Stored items
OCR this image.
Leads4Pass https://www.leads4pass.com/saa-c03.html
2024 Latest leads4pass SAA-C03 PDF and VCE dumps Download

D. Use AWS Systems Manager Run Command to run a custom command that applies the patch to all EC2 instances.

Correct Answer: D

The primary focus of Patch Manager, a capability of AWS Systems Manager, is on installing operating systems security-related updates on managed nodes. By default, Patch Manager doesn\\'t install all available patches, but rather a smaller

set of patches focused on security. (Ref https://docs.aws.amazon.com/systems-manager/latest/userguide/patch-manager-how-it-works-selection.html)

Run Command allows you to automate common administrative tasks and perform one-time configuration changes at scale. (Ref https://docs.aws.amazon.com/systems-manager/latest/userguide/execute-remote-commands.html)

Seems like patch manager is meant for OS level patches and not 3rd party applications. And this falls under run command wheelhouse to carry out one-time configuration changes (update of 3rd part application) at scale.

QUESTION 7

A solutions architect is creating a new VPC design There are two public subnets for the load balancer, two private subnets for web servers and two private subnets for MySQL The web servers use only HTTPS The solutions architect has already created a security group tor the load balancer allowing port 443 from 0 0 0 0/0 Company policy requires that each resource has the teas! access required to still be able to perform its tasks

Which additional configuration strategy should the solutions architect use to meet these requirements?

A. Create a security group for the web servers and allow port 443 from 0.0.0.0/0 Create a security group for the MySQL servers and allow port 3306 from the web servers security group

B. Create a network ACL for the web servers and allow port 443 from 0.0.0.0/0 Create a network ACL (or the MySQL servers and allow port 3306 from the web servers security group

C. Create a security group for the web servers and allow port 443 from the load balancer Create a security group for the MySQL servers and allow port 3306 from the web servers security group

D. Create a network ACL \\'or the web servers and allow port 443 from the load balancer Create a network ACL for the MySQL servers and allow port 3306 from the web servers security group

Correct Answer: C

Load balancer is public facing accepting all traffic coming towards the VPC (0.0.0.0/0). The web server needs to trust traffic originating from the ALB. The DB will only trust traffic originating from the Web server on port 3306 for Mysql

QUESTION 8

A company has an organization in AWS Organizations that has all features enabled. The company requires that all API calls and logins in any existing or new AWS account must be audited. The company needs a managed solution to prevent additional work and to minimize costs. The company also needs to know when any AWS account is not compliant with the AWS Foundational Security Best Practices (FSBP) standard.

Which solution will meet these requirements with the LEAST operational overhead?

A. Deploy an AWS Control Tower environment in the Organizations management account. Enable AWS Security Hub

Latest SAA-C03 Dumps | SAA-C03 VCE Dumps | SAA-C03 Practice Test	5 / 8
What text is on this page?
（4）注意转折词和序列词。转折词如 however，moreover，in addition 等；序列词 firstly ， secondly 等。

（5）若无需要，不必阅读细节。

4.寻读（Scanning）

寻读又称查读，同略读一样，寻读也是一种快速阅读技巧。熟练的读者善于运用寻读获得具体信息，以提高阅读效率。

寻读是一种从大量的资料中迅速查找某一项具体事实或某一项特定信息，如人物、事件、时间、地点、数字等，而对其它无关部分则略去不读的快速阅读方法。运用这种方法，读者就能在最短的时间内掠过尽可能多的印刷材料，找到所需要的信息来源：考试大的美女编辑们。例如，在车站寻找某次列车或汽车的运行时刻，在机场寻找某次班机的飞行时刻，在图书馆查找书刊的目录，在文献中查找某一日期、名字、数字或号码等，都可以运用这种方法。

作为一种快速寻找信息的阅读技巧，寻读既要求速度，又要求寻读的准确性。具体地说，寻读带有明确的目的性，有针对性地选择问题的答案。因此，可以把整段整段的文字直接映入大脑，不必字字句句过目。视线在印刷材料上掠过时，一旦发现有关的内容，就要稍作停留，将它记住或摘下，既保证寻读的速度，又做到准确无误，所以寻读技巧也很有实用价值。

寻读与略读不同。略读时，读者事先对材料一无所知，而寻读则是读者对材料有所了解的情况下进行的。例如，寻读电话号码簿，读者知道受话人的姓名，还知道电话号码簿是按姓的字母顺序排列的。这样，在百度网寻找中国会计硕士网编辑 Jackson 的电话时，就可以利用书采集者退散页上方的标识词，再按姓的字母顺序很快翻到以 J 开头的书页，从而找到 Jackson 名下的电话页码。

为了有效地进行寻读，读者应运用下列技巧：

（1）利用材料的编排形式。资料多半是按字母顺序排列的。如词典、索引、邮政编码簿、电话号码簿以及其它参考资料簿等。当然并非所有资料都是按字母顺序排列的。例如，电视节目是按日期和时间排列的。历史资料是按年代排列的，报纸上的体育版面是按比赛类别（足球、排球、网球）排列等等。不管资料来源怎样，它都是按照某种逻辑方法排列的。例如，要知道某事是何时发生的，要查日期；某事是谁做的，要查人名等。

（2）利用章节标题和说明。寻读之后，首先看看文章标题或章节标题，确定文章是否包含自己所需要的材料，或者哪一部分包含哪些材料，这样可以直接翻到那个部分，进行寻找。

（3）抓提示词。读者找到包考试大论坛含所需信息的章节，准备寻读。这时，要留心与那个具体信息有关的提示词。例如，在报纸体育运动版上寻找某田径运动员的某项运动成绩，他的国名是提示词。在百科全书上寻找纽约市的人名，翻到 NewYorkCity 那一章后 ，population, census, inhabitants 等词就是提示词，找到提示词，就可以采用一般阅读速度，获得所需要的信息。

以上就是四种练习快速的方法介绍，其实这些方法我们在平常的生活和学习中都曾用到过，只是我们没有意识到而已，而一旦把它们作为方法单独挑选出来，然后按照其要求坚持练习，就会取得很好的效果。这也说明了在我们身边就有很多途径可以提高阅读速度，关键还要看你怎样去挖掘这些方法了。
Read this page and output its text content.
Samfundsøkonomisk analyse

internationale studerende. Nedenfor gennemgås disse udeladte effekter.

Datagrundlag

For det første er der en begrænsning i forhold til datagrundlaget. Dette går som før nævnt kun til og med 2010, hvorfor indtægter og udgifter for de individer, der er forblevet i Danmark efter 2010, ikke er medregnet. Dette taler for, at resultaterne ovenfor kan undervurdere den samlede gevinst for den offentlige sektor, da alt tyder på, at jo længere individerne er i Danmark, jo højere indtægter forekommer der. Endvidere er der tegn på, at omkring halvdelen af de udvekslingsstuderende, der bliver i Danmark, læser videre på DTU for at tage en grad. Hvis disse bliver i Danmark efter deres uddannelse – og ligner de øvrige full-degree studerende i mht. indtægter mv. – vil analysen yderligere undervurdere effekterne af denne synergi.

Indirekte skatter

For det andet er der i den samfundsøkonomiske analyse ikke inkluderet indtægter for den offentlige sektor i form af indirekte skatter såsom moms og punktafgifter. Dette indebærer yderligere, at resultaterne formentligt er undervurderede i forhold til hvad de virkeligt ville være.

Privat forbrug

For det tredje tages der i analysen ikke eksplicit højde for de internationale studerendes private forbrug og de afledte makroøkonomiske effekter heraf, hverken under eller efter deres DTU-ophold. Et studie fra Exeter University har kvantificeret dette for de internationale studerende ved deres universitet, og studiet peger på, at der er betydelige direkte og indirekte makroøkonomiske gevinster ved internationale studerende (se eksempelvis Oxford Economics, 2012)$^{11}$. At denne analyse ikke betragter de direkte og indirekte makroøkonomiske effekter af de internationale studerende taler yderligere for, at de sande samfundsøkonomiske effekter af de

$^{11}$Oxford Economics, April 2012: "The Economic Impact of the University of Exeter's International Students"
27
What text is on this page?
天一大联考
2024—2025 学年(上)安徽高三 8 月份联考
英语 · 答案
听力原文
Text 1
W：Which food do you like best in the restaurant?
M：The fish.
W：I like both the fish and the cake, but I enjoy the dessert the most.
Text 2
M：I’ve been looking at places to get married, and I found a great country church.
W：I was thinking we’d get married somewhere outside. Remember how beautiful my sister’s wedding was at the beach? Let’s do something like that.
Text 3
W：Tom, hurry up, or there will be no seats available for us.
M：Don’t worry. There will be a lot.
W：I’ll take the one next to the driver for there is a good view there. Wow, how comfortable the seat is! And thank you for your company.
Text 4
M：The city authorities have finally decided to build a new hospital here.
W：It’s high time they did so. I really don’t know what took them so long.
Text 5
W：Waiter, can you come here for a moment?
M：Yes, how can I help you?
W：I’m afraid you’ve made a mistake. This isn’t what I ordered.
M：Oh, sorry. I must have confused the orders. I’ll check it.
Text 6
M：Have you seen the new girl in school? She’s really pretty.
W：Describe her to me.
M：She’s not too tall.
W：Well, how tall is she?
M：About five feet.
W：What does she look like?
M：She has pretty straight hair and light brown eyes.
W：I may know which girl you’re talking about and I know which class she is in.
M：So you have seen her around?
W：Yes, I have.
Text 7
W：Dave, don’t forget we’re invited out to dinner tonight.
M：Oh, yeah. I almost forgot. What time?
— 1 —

#### AIM
Determine how many lines in the records contain "pretty", and reply with the number only.

#### SOLUTION TO THE PROBLEM
2